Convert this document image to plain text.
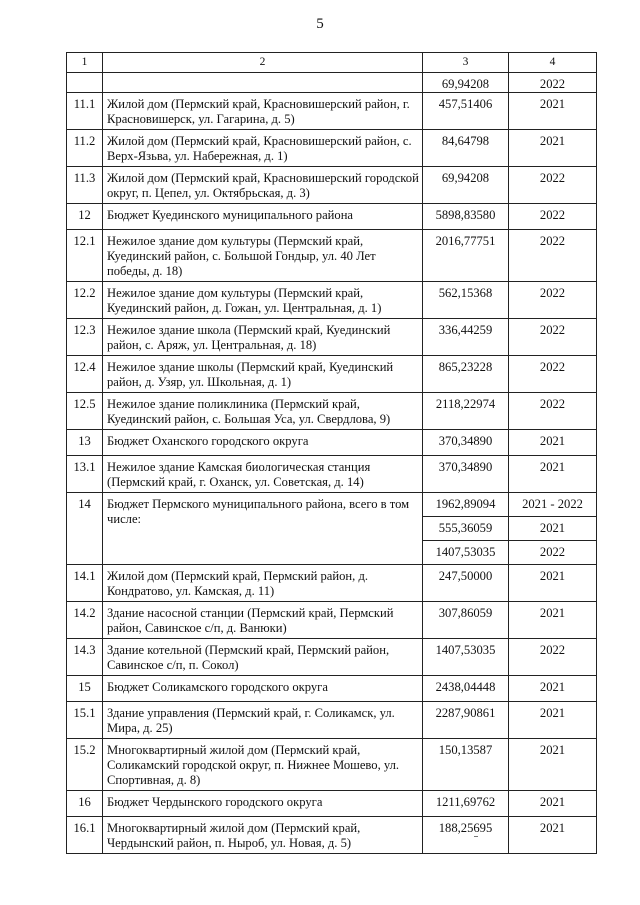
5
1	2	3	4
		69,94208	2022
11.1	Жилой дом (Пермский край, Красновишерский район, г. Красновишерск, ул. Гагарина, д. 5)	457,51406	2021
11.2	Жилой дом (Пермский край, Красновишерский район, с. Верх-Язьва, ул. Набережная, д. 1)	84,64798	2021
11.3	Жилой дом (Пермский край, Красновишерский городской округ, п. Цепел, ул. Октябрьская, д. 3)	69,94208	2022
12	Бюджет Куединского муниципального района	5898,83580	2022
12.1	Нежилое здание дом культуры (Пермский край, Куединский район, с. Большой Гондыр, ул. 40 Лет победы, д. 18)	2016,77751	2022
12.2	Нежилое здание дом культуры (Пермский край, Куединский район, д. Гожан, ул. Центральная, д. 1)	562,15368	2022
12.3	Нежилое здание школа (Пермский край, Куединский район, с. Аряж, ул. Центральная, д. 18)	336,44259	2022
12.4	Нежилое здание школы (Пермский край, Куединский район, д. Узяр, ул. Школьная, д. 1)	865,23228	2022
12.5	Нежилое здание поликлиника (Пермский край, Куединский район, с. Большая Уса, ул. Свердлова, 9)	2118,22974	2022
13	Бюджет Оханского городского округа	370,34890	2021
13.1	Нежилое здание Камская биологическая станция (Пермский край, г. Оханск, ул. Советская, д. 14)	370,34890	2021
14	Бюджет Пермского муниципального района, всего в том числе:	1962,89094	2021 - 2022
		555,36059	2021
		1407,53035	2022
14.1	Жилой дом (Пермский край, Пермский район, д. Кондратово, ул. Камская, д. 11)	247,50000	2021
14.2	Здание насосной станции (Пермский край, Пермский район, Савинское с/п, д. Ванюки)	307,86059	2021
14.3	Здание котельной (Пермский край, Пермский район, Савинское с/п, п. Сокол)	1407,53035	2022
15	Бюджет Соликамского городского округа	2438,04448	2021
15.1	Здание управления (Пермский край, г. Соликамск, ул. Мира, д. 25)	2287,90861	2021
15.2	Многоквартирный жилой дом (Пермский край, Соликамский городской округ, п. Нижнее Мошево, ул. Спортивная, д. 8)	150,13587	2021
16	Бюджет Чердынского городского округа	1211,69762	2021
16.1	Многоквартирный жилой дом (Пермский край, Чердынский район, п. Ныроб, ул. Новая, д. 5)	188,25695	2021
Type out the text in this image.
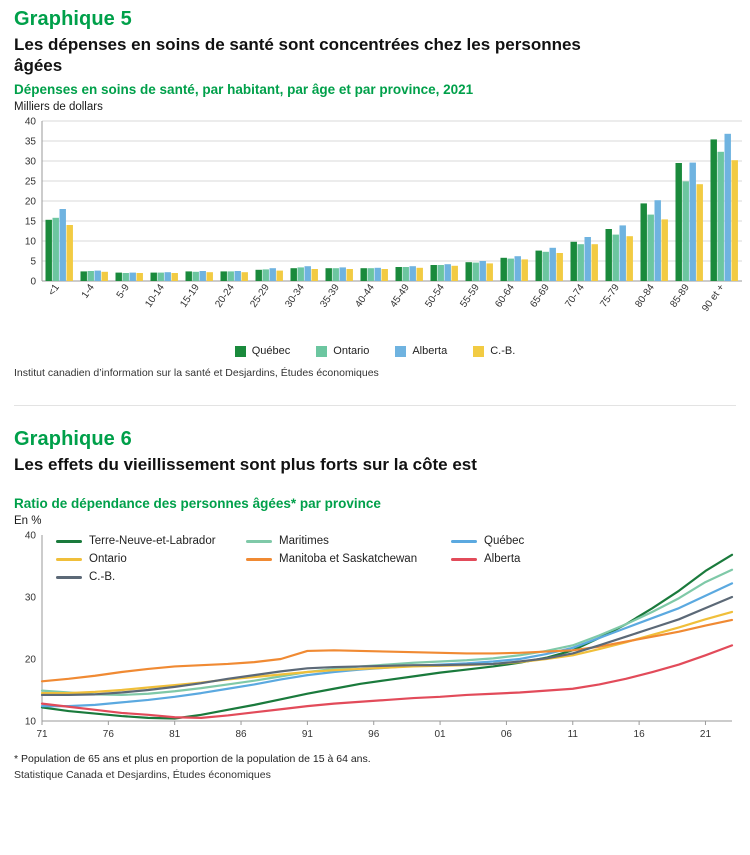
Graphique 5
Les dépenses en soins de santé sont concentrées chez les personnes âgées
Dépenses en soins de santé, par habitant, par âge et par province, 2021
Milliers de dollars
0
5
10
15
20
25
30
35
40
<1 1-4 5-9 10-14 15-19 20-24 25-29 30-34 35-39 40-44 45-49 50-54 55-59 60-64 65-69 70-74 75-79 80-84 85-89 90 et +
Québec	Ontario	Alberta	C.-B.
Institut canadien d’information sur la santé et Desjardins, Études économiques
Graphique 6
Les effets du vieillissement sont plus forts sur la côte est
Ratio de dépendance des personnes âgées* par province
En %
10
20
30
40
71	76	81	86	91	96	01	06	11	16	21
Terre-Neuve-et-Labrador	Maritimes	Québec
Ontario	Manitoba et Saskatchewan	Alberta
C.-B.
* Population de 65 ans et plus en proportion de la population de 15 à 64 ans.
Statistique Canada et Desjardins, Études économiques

Instructions to follow - Find and copy each line above that includes the string "sont".

Result for this exercise -
Les dépenses en soins de santé sont concentrées chez les personnes âgées
Les effets du vieillissement sont plus forts sur la côte est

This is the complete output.